Set task:
Within the records below, find each line that holds the string "text", then copy it.

[Data entries]
-- start --
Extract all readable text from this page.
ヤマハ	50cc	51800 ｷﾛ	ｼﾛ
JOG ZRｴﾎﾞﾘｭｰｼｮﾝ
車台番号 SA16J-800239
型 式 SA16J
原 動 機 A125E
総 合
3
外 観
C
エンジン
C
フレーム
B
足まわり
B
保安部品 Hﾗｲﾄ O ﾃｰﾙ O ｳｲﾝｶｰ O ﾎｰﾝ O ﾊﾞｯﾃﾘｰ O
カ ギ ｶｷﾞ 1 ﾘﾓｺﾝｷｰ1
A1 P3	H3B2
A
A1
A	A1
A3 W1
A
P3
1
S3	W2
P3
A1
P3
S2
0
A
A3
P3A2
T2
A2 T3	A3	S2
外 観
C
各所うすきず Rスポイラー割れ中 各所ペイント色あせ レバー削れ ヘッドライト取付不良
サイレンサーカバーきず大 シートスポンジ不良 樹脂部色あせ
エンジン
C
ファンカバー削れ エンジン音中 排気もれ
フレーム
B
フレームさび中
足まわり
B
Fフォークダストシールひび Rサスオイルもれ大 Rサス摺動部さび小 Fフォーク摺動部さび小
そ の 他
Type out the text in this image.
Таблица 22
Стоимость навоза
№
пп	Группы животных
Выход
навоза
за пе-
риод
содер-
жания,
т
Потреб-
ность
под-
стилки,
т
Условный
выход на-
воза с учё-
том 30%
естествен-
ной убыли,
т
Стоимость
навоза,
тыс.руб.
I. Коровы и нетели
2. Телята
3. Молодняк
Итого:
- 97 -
-- end --
Response to this exercise:
Extract all readable text from this page.
Type out the text in this image.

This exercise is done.